_DATASET RECORDS_
++++++++++

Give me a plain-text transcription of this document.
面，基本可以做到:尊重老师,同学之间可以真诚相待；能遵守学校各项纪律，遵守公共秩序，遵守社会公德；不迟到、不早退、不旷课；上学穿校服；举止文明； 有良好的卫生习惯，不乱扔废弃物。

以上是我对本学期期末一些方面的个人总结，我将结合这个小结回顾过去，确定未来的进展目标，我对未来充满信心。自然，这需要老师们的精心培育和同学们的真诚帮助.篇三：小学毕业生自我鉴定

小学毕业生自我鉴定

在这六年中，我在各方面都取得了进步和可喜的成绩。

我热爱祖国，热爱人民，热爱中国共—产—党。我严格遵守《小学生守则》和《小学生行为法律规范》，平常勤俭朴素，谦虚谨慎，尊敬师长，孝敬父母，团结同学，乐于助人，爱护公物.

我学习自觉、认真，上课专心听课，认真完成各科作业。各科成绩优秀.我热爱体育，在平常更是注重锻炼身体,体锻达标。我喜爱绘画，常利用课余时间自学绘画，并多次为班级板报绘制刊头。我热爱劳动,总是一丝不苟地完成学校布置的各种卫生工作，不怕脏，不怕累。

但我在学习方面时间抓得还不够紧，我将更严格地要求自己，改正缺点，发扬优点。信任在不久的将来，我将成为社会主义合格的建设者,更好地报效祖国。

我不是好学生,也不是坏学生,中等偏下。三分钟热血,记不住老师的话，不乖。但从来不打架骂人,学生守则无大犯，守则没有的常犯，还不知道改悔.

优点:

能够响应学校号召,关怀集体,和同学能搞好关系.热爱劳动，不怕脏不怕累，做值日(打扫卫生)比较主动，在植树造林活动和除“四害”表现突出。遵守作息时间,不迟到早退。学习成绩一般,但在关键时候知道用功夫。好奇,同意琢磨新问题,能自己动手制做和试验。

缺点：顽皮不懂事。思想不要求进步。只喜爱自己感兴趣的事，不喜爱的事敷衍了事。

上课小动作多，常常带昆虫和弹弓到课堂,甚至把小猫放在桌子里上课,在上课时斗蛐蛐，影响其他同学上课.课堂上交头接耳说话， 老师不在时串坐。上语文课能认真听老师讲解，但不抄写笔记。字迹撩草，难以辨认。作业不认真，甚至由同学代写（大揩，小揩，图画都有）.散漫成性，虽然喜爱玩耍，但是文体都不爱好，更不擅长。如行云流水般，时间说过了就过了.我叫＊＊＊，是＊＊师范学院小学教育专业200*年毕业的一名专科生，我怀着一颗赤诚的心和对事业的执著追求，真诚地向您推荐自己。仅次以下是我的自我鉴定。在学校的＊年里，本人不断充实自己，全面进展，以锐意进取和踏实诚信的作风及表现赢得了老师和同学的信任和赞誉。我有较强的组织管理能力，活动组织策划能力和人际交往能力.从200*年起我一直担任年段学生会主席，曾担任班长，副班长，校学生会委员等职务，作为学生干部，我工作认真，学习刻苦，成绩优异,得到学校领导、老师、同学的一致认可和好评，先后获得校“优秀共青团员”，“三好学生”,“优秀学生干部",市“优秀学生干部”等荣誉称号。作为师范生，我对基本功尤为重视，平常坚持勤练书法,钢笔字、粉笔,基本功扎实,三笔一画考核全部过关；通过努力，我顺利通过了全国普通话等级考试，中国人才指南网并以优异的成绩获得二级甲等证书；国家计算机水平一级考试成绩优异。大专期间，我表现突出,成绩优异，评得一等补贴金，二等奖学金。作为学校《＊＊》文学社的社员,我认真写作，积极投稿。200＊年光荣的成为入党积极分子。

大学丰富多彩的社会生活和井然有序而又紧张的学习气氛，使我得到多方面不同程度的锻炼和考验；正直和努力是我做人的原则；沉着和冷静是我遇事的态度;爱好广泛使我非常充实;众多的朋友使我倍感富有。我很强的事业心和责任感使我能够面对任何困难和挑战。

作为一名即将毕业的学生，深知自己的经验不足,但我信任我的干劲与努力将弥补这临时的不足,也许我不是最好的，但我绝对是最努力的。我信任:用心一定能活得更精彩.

++++++++++

Select every line in the material above where the string "小学毕业生自我鉴定" occurs, and copy it.

以上是我对本学期期末一些方面的个人总结，我将结合这个小结回顾过去，确定未来的进展目标，我对未来充满信心。自然，这需要老师们的精心培育和同学们的真诚帮助.篇三：小学毕业生自我鉴定
小学毕业生自我鉴定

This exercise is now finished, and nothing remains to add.